# [Written problem]
Extract verbatim every line from the one containing "Extract all readable text from this page." to the final line of the records below, inclusive, and exclude all pictures.

§

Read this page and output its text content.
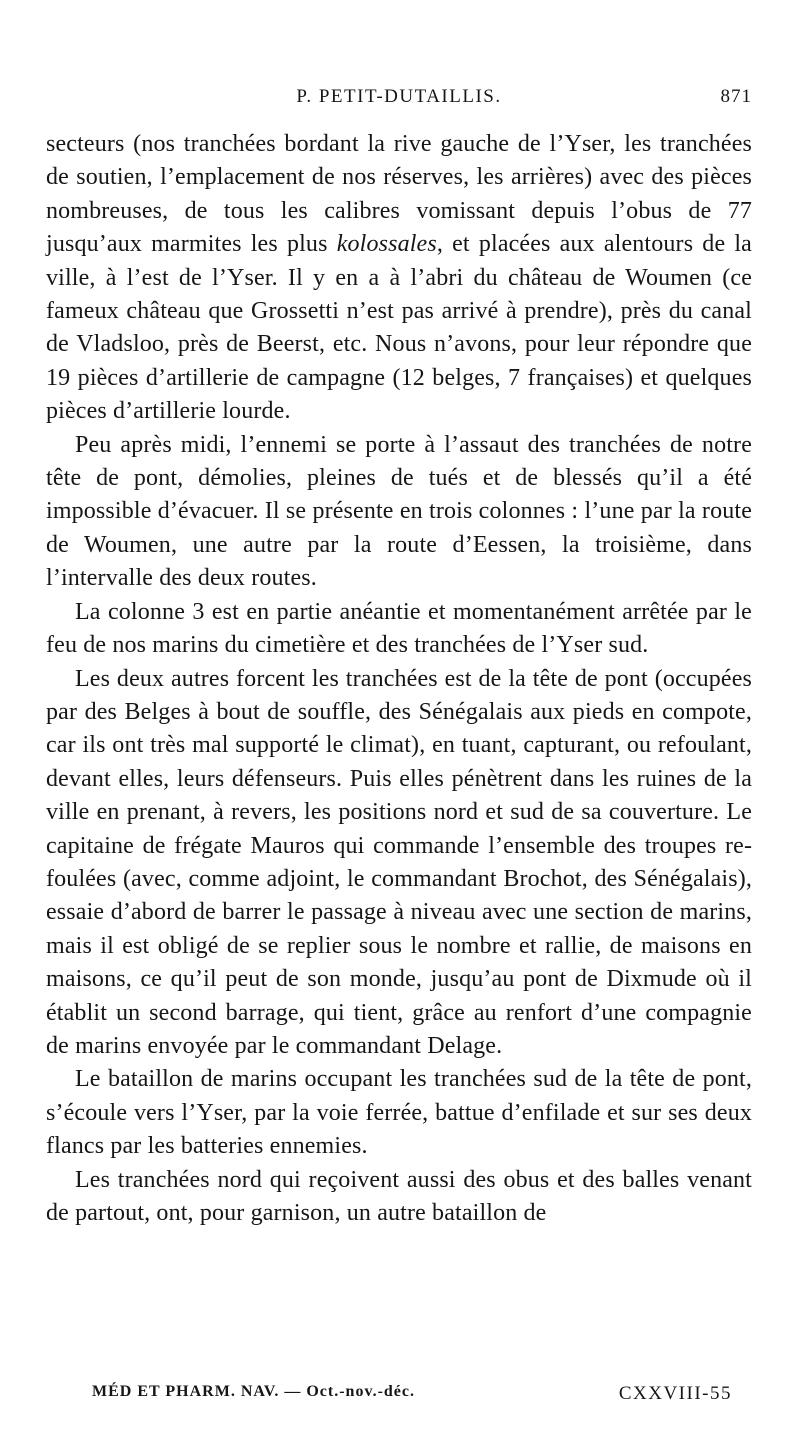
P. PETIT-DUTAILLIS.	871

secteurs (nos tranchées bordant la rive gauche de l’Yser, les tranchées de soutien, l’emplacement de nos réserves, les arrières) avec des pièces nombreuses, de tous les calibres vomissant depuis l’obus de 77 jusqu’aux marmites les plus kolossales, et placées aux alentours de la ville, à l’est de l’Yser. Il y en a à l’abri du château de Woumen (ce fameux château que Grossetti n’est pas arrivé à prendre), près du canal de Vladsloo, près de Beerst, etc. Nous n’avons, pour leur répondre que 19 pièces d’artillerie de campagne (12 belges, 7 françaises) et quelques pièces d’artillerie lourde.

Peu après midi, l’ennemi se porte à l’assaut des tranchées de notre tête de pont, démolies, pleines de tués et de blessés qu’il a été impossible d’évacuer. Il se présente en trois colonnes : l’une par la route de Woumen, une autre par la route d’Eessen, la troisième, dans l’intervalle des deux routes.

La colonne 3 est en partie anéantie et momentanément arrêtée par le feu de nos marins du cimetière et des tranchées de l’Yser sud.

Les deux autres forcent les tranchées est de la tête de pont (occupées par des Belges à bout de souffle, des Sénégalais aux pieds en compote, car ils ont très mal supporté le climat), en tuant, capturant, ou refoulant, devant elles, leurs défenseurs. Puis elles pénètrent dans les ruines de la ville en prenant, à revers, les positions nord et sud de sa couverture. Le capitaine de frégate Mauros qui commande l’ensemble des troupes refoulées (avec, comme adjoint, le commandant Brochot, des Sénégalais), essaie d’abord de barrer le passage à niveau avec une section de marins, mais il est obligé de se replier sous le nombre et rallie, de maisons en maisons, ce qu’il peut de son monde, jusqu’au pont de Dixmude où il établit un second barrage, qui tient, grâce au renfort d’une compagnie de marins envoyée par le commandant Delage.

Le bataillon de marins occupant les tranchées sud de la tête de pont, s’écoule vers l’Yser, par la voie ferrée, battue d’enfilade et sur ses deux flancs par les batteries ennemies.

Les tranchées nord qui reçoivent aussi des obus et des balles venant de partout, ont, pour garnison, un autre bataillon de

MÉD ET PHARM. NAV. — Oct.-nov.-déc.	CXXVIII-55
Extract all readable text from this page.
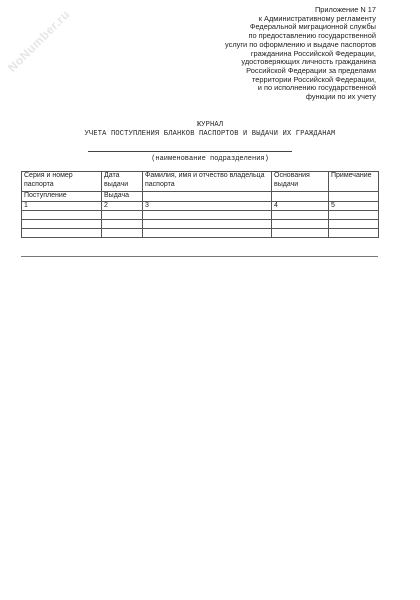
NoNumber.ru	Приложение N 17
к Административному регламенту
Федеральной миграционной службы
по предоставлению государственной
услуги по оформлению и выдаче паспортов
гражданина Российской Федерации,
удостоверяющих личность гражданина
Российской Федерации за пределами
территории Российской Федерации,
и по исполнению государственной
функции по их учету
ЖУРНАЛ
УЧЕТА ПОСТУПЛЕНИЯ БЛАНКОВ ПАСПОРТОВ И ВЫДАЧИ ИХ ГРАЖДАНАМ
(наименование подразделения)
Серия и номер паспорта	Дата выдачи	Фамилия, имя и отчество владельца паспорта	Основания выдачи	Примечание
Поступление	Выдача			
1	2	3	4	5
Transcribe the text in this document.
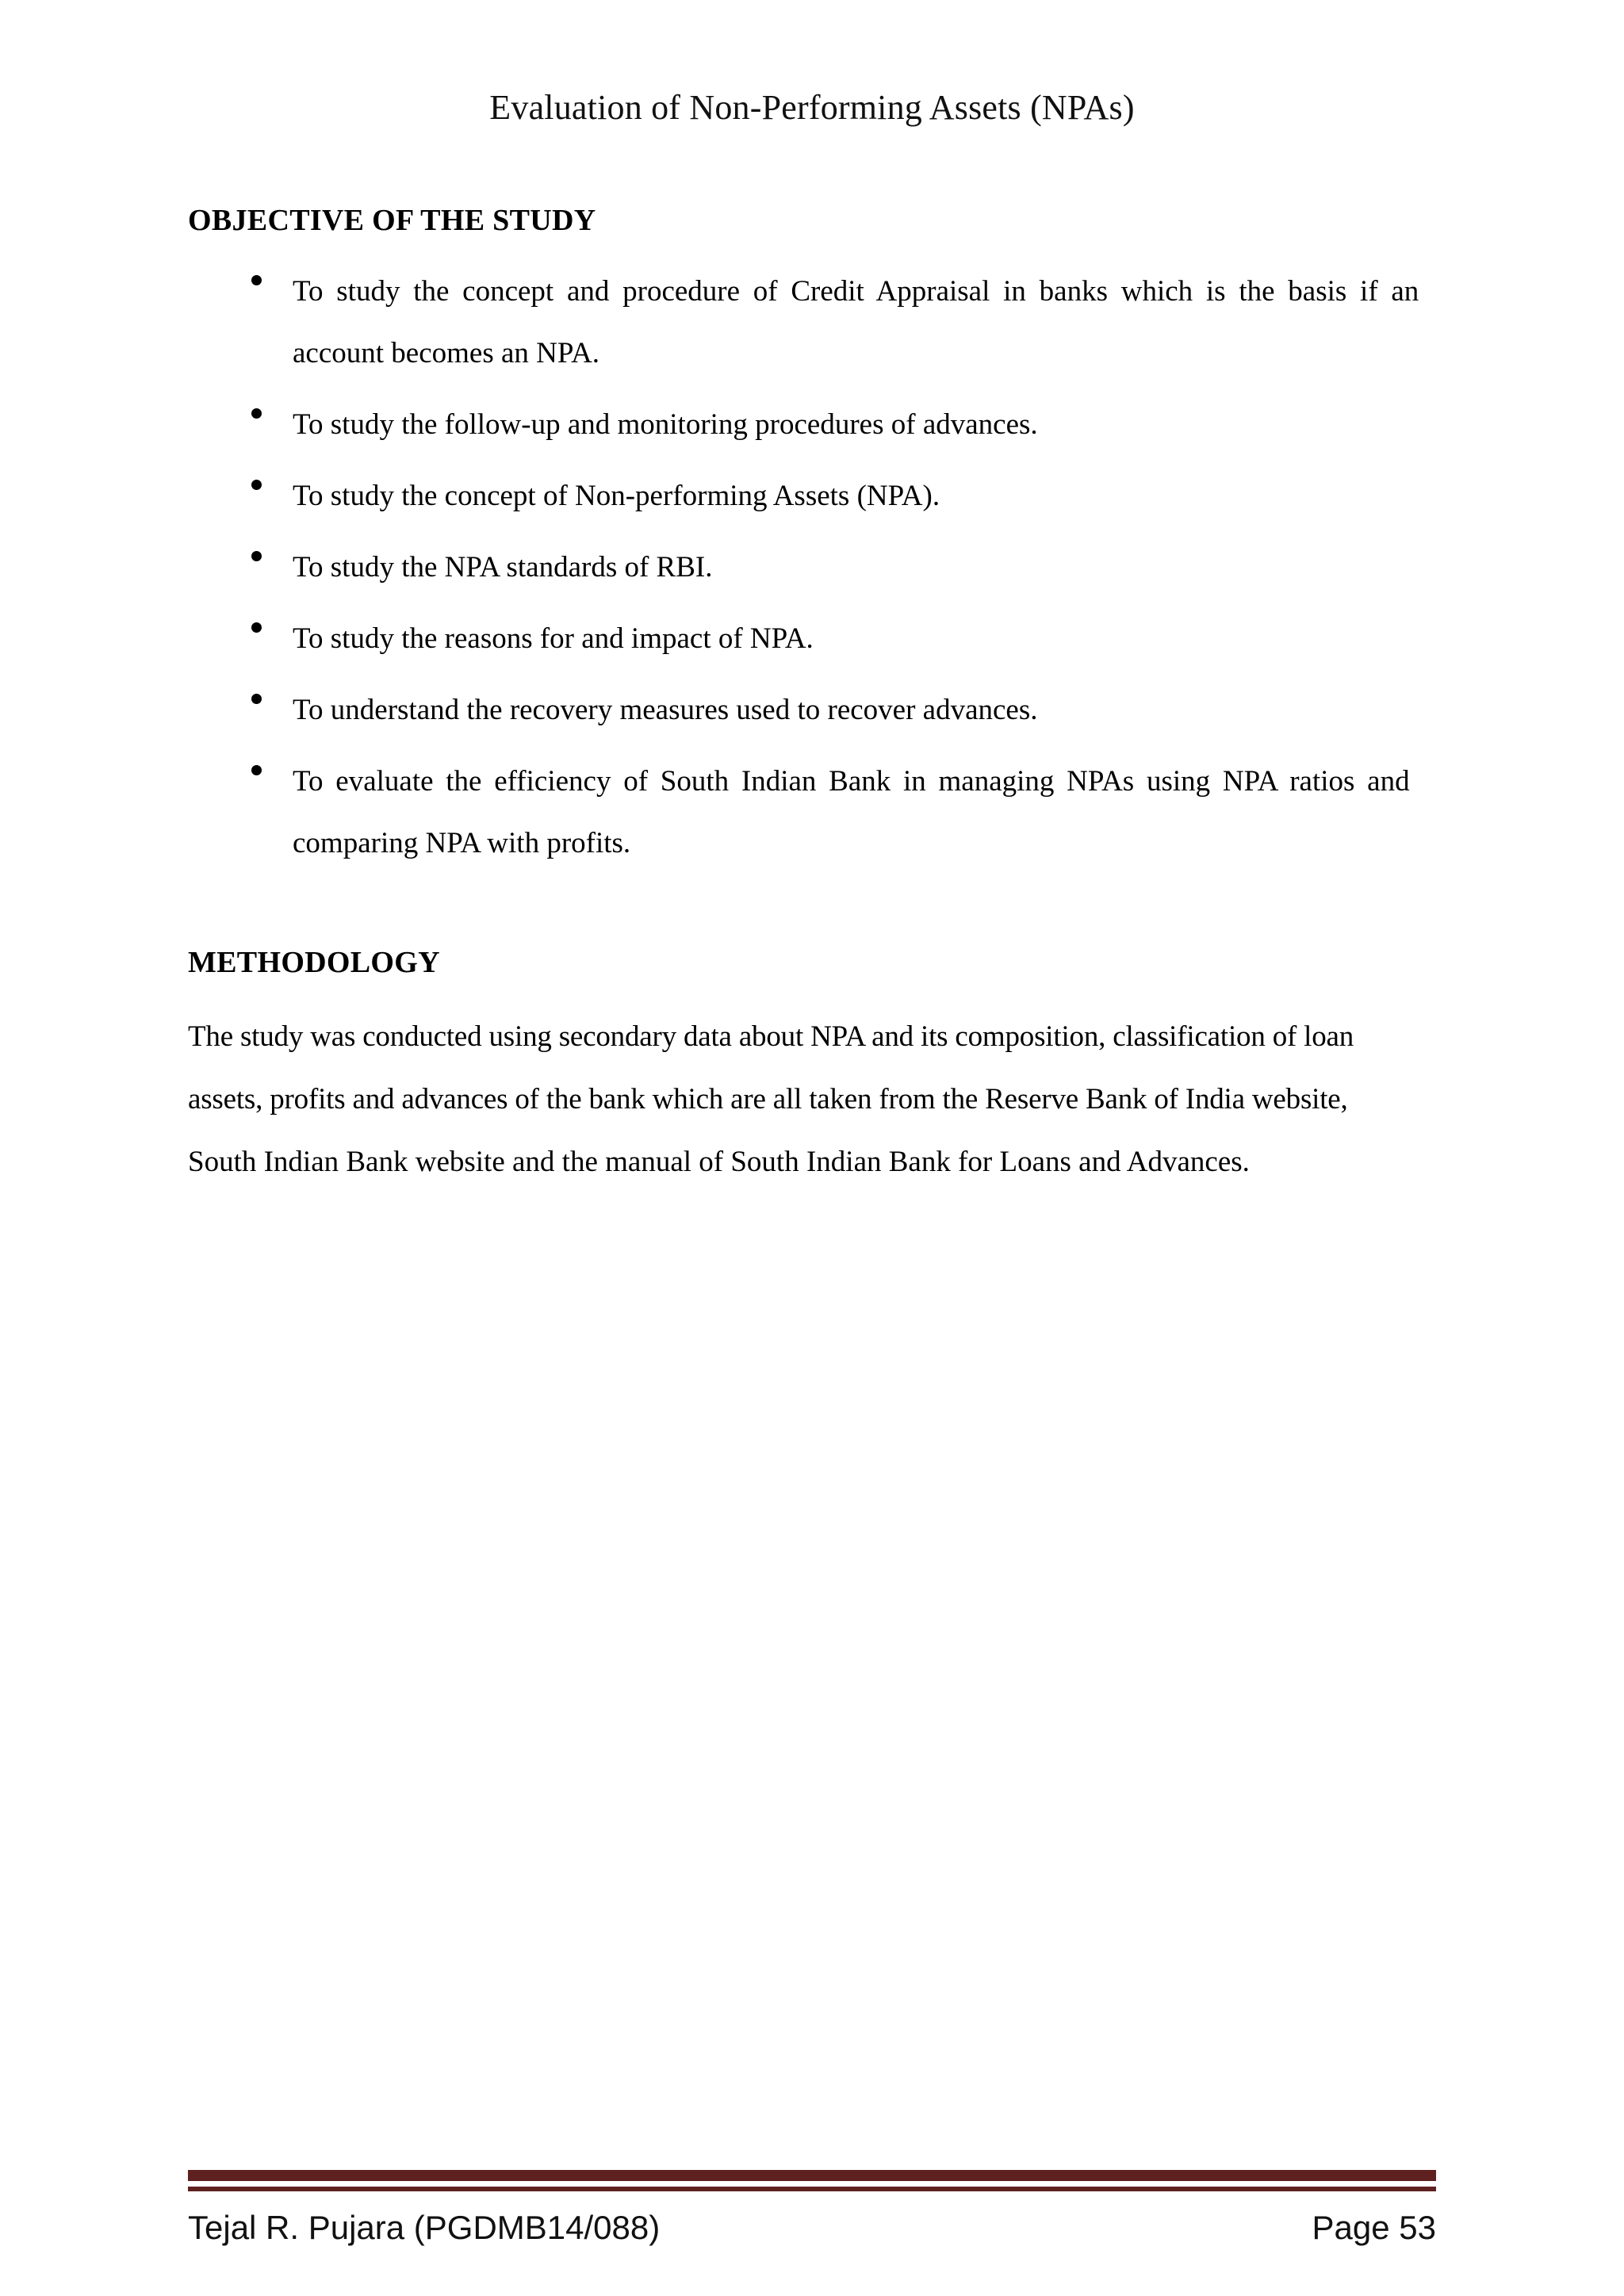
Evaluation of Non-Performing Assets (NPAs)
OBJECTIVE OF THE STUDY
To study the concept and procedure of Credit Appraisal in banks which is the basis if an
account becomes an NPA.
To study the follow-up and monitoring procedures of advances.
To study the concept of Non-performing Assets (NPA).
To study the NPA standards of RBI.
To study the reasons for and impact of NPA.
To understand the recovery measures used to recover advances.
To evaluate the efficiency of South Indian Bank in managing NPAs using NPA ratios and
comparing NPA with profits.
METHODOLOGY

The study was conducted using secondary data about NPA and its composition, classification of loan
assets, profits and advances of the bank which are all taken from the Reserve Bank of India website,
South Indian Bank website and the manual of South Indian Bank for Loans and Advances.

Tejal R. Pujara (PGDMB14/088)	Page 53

§

# [Complete response]
Extract all readable text from this page.
NoNumber.ru	Приложение N 17
к Административному регламенту
Федеральной миграционной службы
по предоставлению государственной
услуги по оформлению и выдаче паспортов
гражданина Российской Федерации,
удостоверяющих личность гражданина
Российской Федерации за пределами
территории Российской Федерации,
и по исполнению государственной
функции по их учету
ЖУРНАЛ
УЧЕТА ПОСТУПЛЕНИЯ БЛАНКОВ ПАСПОРТОВ И ВЫДАЧИ ИХ ГРАЖДАНАМ
(наименование подразделения)
Серия и номер паспорта	Дата выдачи	Фамилия, имя и отчество владельца паспорта	Основания выдачи	Примечание
Поступление	Выдача			
1	2	3	4	5
Transcribe the text in this document.
Evaluation of Non-Performing Assets (NPAs)
OBJECTIVE OF THE STUDY
To study the concept and procedure of Credit Appraisal in banks which is the basis if an
account becomes an NPA.
To study the follow-up and monitoring procedures of advances.
To study the concept of Non-performing Assets (NPA).
To study the NPA standards of RBI.
To study the reasons for and impact of NPA.
To understand the recovery measures used to recover advances.
To evaluate the efficiency of South Indian Bank in managing NPAs using NPA ratios and
comparing NPA with profits.
METHODOLOGY

The study was conducted using secondary data about NPA and its composition, classification of loan
assets, profits and advances of the bank which are all taken from the Reserve Bank of India website,
South Indian Bank website and the manual of South Indian Bank for Loans and Advances.

Tejal R. Pujara (PGDMB14/088)	Page 53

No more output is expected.